Dataset items |
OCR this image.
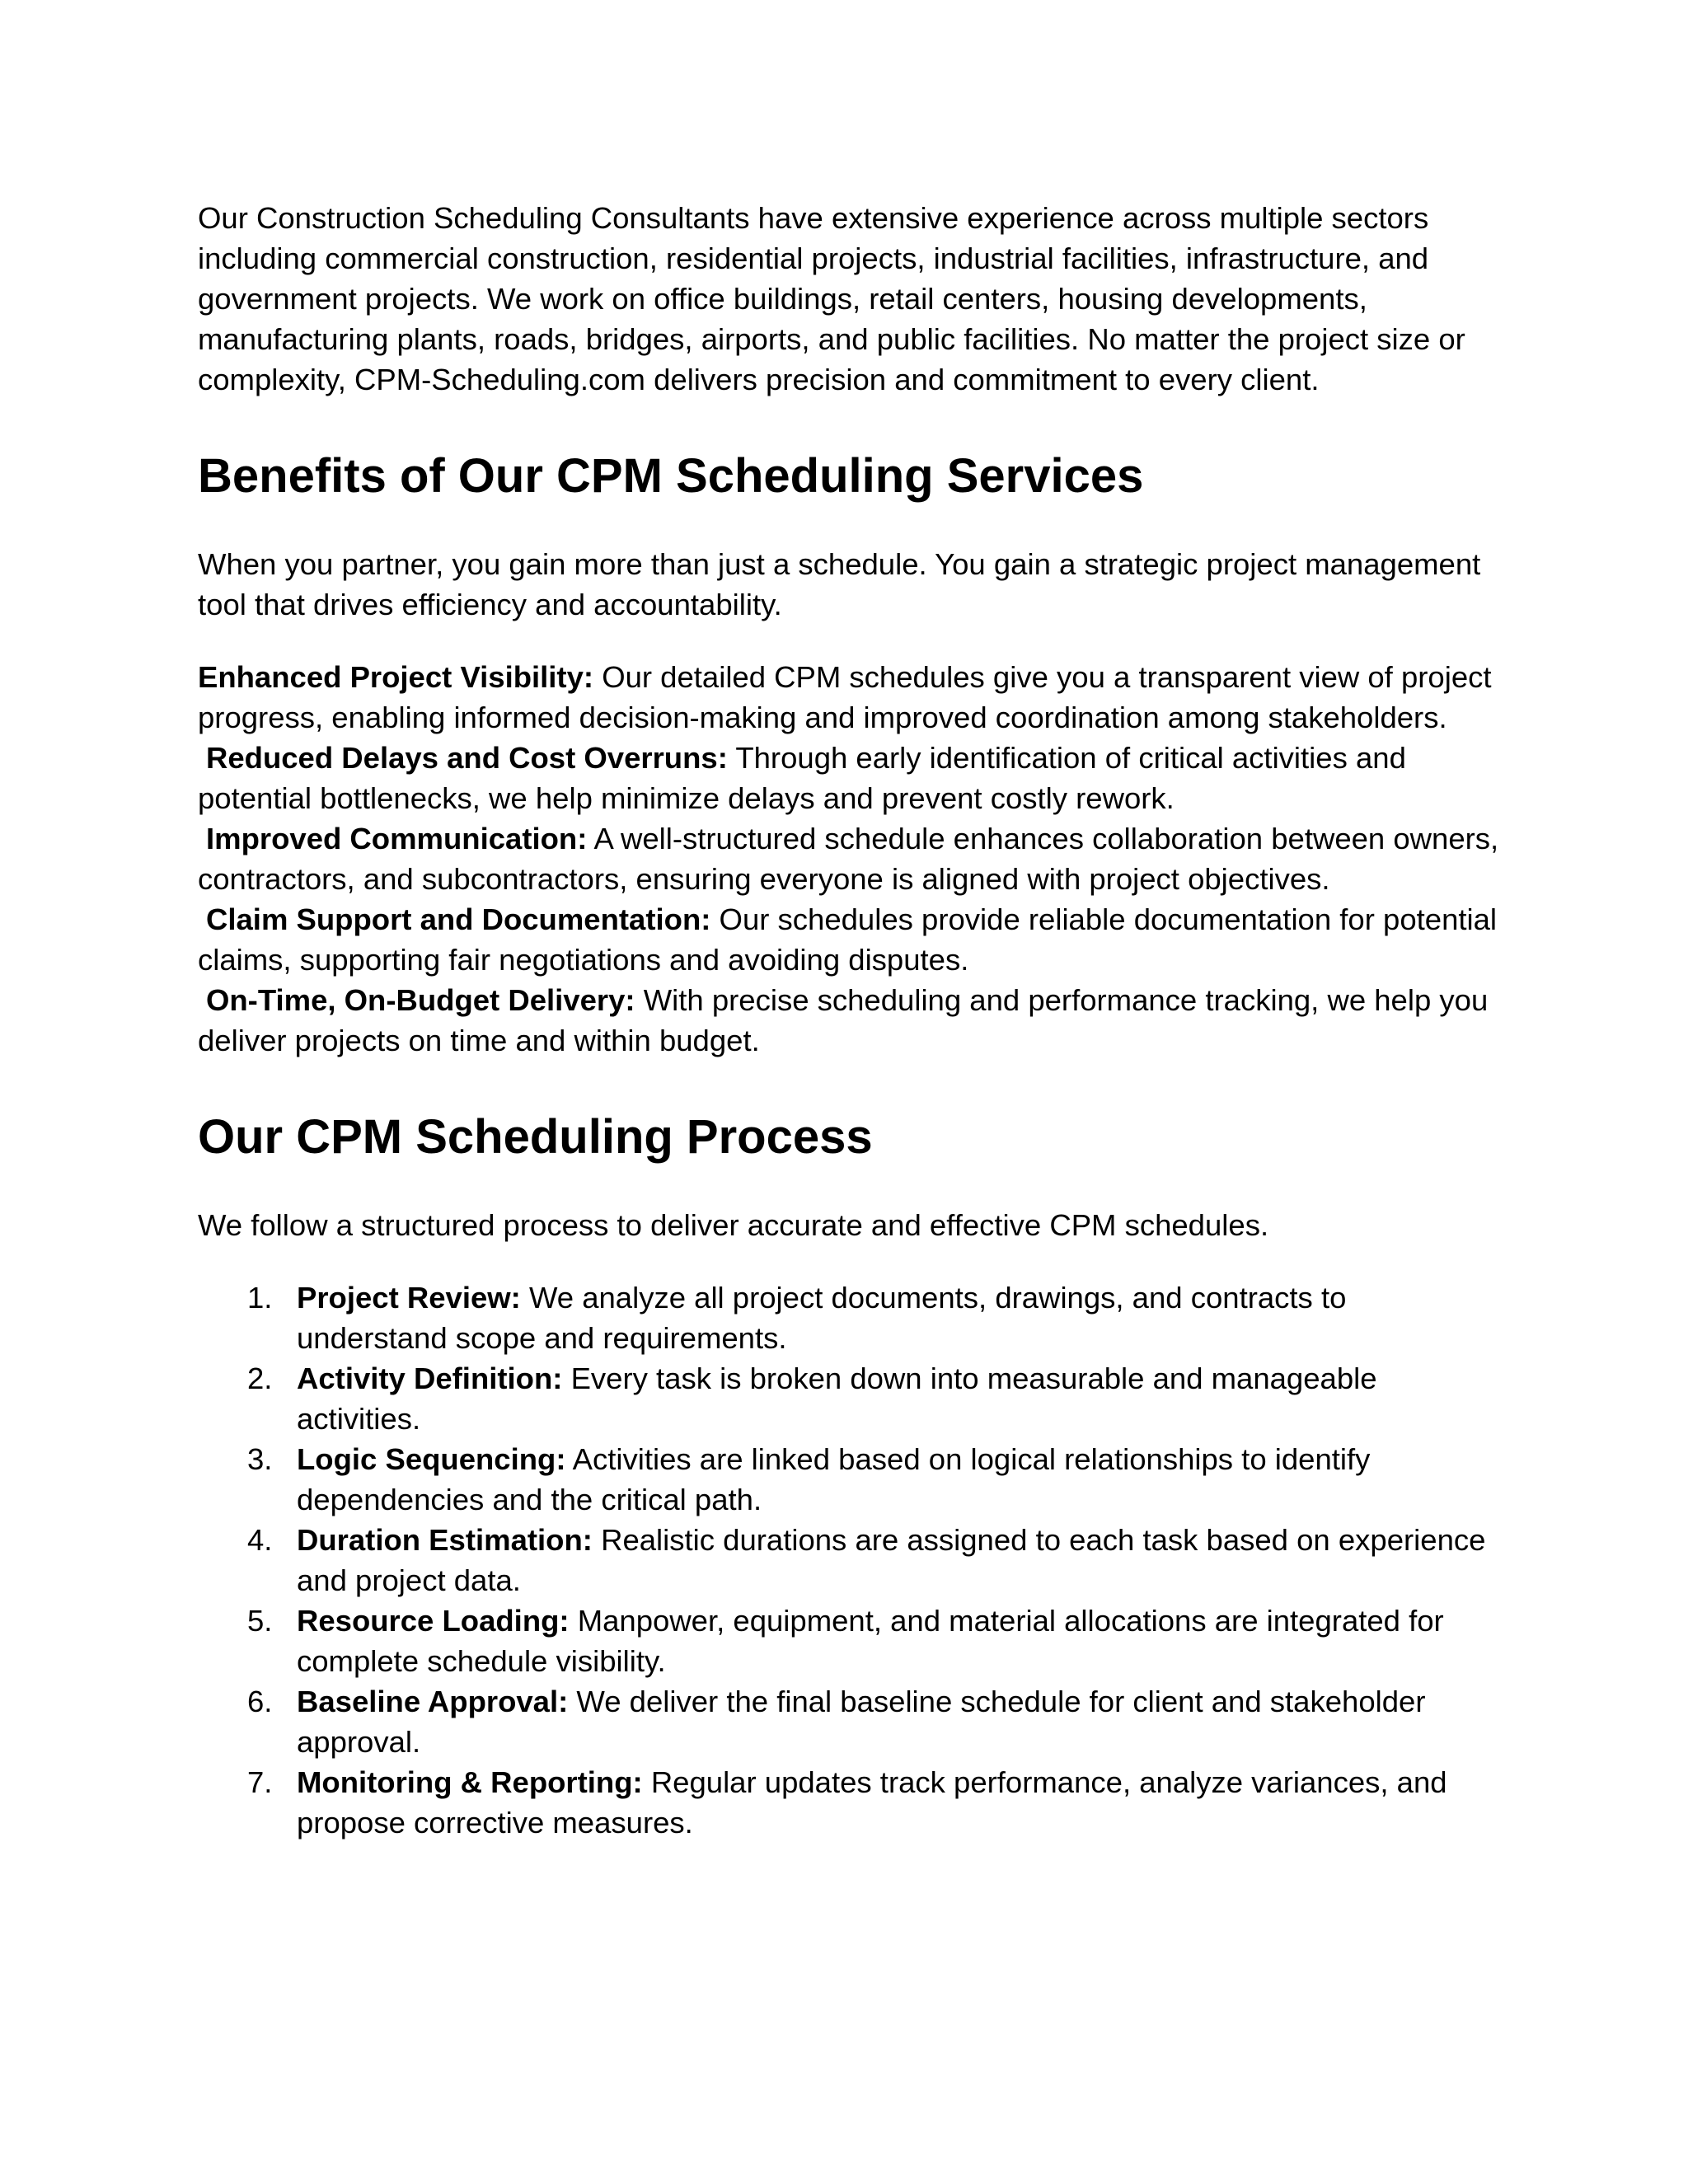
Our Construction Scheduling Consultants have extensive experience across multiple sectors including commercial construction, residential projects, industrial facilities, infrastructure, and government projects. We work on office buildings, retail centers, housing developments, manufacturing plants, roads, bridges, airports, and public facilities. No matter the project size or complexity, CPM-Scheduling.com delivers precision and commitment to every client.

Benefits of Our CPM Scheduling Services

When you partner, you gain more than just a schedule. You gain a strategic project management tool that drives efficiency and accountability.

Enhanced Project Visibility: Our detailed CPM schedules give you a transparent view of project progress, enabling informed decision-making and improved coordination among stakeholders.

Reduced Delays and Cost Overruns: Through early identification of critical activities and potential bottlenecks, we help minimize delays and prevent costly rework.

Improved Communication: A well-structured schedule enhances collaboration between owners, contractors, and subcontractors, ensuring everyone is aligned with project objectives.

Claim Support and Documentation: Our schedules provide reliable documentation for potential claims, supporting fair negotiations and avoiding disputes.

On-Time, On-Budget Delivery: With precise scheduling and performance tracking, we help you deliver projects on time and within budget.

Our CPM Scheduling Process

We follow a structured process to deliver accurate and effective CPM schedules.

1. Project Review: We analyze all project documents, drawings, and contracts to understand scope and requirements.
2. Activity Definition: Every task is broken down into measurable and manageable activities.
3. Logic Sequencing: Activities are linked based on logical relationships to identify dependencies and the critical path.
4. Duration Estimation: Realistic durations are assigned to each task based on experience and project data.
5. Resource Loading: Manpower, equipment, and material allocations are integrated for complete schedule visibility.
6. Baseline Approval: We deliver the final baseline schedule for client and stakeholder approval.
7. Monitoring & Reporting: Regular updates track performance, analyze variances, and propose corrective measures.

TASK TO CARRY OUT | Gather up the lines containing the word "structured" from these records and copy them.

SOLUTION TO THIS TASK |
Improved Communication: A well-structured schedule enhances collaboration between owners, contractors, and subcontractors, ensuring everyone is aligned with project objectives.
We follow a structured process to deliver accurate and effective CPM schedules.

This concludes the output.